TASK OBJECTIVE: Count how many lines of the material contain the string "你是怎么知道的", then give that number and nothing more.

##### DATA SHOWN #####

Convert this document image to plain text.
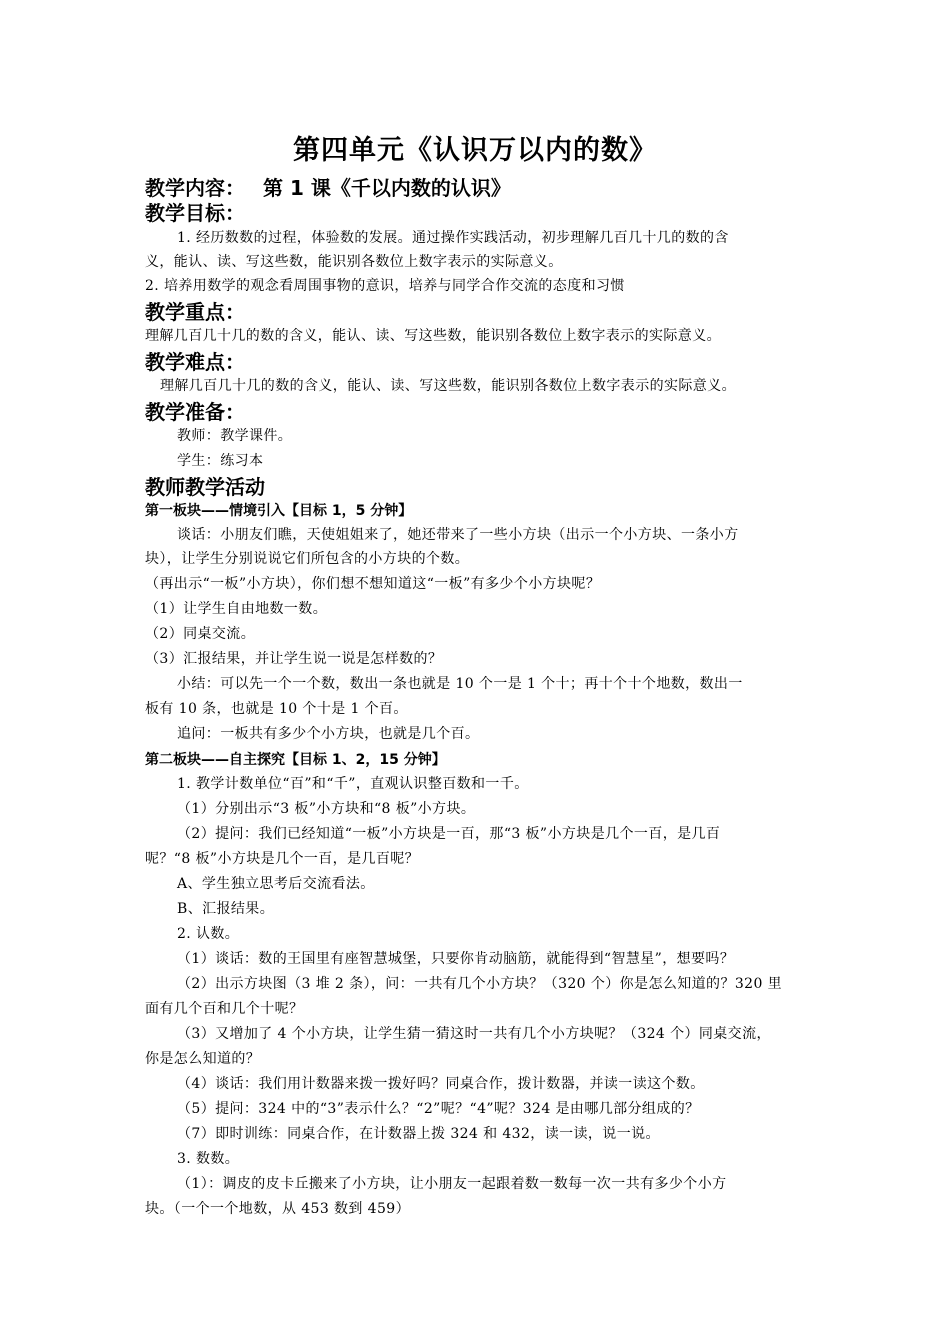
第四单元《认识万以内的数》
教学内容： 第 1 课《千以内数的认识》
教学目标：
1. 经历数数的过程，体验数的发展。通过操作实践活动，初步理解几百几十几的数的含
义，能认、读、写这些数，能识别各数位上数字表示的实际意义。
2. 培养用数学的观念看周围事物的意识，培养与同学合作交流的态度和习惯
教学重点：
理解几百几十几的数的含义，能认、读、写这些数，能识别各数位上数字表示的实际意义。
教学难点：
理解几百几十几的数的含义，能认、读、写这些数，能识别各数位上数字表示的实际意义。
教学准备：
教师：教学课件。
学生：练习本
教师教学活动
第一板块——情境引入【目标 1，5 分钟】
谈话：小朋友们瞧，天使姐姐来了，她还带来了一些小方块（出示一个小方块、一条小方
块），让学生分别说说它们所包含的小方块的个数。
（再出示“一板”小方块），你们想不想知道这“一板”有多少个小方块呢？
（1）让学生自由地数一数。
（2）同桌交流。
（3）汇报结果，并让学生说一说是怎样数的？
小结：可以先一个一个数，数出一条也就是 10 个一是 1 个十；再十个十个地数，数出一
板有 10 条，也就是 10 个十是 1 个百。
追问：一板共有多少个小方块，也就是几个百。
第二板块——自主探究【目标 1、2，15 分钟】
1. 教学计数单位“百”和“千”，直观认识整百数和一千。
（1）分别出示“3 板”小方块和“8 板”小方块。
（2）提问：我们已经知道“一板”小方块是一百，那“3 板”小方块是几个一百，是几百
呢？“8 板”小方块是几个一百，是几百呢？
A、学生独立思考后交流看法。
B、汇报结果。
2. 认数。
（1）谈话：数的王国里有座智慧城堡，只要你肯动脑筋，就能得到“智慧星”，想要吗？
（2）出示方块图（3 堆 2 条），问：一共有几个小方块？（320 个）你是怎么知道的？320 里
面有几个百和几个十呢？
（3）又增加了 4 个小方块，让学生猜一猜这时一共有几个小方块呢？（324 个）同桌交流，
你是怎么知道的？
（4）谈话：我们用计数器来拨一拨好吗？同桌合作，拨计数器，并读一读这个数。
（5）提问：324 中的“3”表示什么？“2”呢？“4”呢？324 是由哪几部分组成的？
（7）即时训练：同桌合作，在计数器上拨 324 和 432，读一读，说一说。
3. 数数。
（1）：调皮的皮卡丘搬来了小方块，让小朋友一起跟着数一数每一次一共有多少个小方
块。（一个一个地数，从 453 数到 459）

#####

THE OUTPUT: 2